Records for this task:
==*==

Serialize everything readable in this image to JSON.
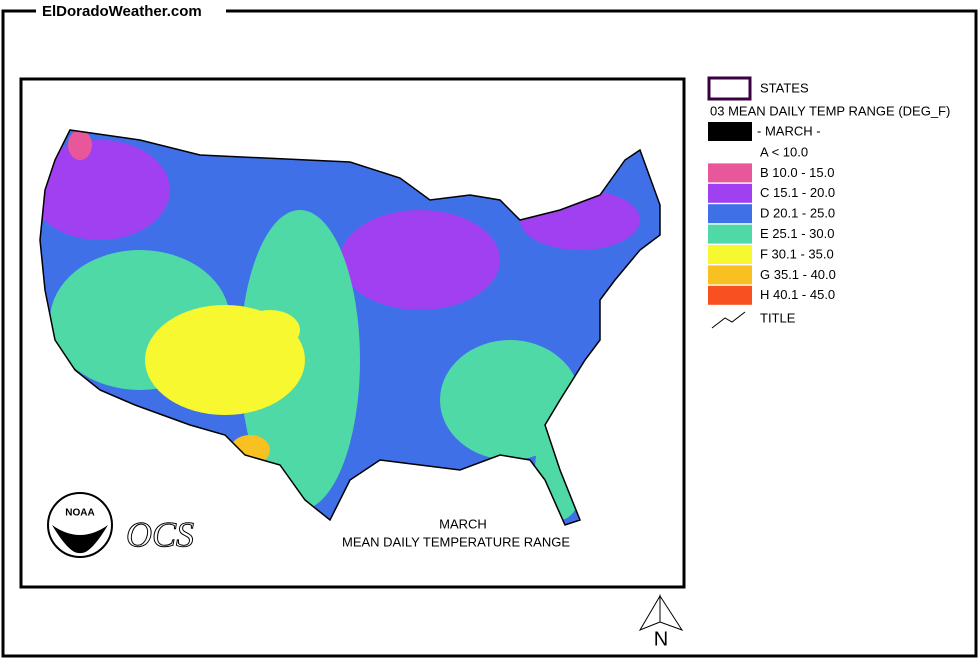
{
  "header": {
    "site": "ElDoradoWeather.com"
  },
  "legend": {
    "states": "STATES",
    "title": "03 MEAN DAILY TEMP RANGE (DEG_F)",
    "month": "- MARCH -",
    "items": [
      {
        "label": "A  < 10.0",
        "color": "#ffffff"
      },
      {
        "label": "B 10.0 - 15.0",
        "color": "#e8579a"
      },
      {
        "label": "C 15.1 - 20.0",
        "color": "#a040f0"
      },
      {
        "label": "D 20.1 - 25.0",
        "color": "#4070e8"
      },
      {
        "label": "E 25.1 - 30.0",
        "color": "#4fd9a6"
      },
      {
        "label": "F 30.1 - 35.0",
        "color": "#f8f830"
      },
      {
        "label": "G 35.1 - 40.0",
        "color": "#f8c020"
      },
      {
        "label": "H 40.1 - 45.0",
        "color": "#f85020"
      }
    ],
    "title_symbol": "TITLE"
  },
  "map": {
    "title_lines": [
      "MARCH",
      "MEAN DAILY TEMPERATURE RANGE"
    ],
    "noaa": "NOAA",
    "ocs": "OCS",
    "north": "N"
  }
}
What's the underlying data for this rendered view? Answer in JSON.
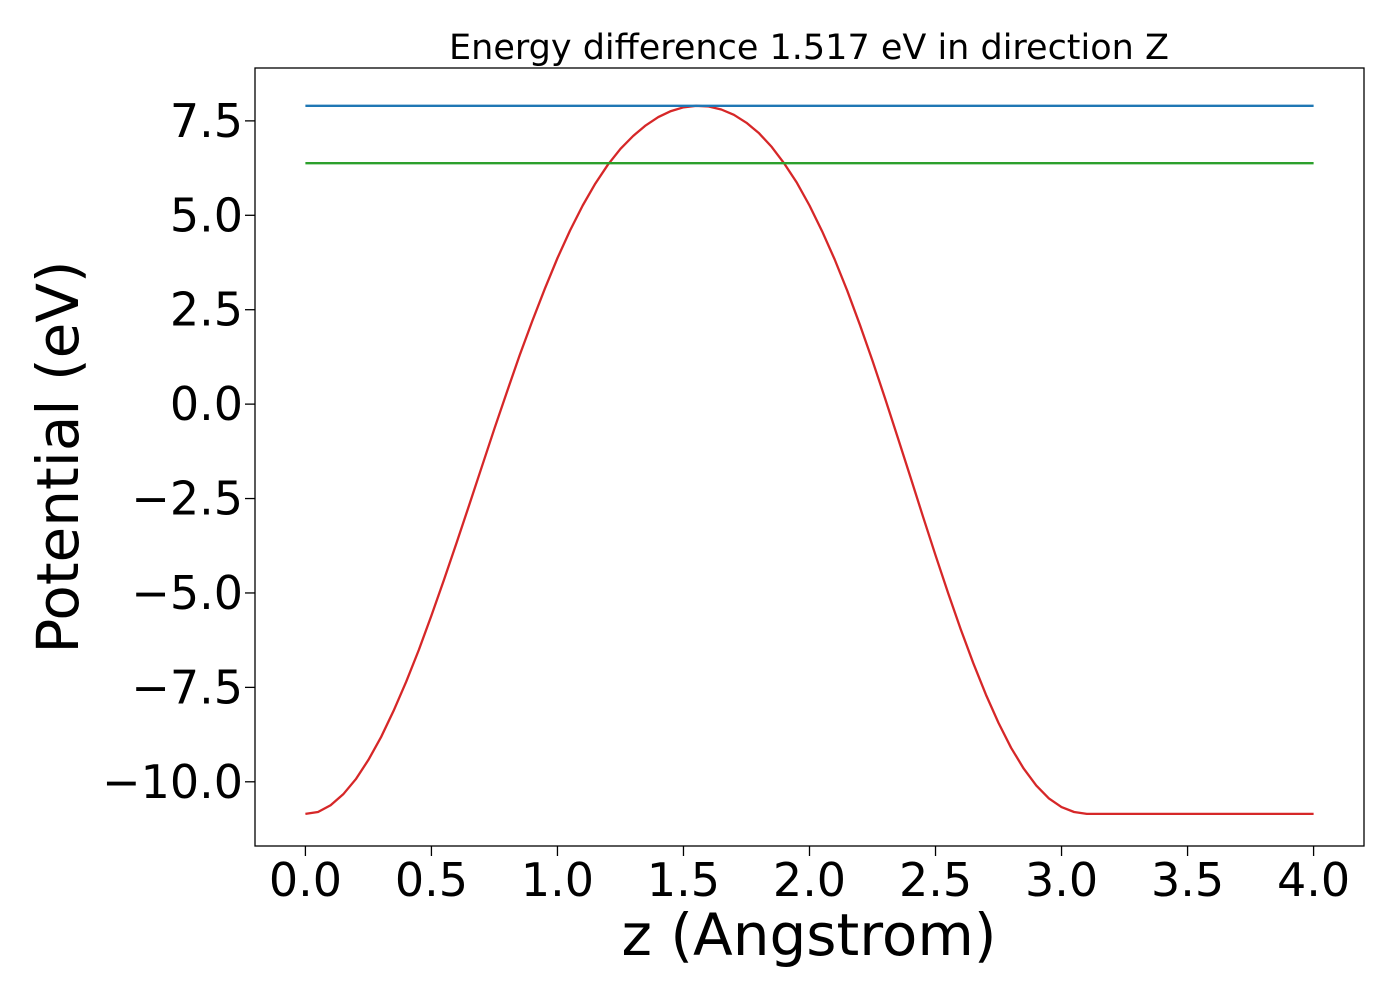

==*==

Goal:
Leave every image out, and retype the material exactly.

Written solution:
Serialize everything readable in this image to JSON.
{
  "header": {
    "site": "ElDoradoWeather.com"
  },
  "legend": {
    "states": "STATES",
    "title": "03 MEAN DAILY TEMP RANGE (DEG_F)",
    "month": "- MARCH -",
    "items": [
      {
        "label": "A  < 10.0",
        "color": "#ffffff"
      },
      {
        "label": "B 10.0 - 15.0",
        "color": "#e8579a"
      },
      {
        "label": "C 15.1 - 20.0",
        "color": "#a040f0"
      },
      {
        "label": "D 20.1 - 25.0",
        "color": "#4070e8"
      },
      {
        "label": "E 25.1 - 30.0",
        "color": "#4fd9a6"
      },
      {
        "label": "F 30.1 - 35.0",
        "color": "#f8f830"
      },
      {
        "label": "G 35.1 - 40.0",
        "color": "#f8c020"
      },
      {
        "label": "H 40.1 - 45.0",
        "color": "#f85020"
      }
    ],
    "title_symbol": "TITLE"
  },
  "map": {
    "title_lines": [
      "MARCH",
      "MEAN DAILY TEMPERATURE RANGE"
    ],
    "noaa": "NOAA",
    "ocs": "OCS",
    "north": "N"
  }
}
What's the underlying data for this rendered view? Answer in JSON.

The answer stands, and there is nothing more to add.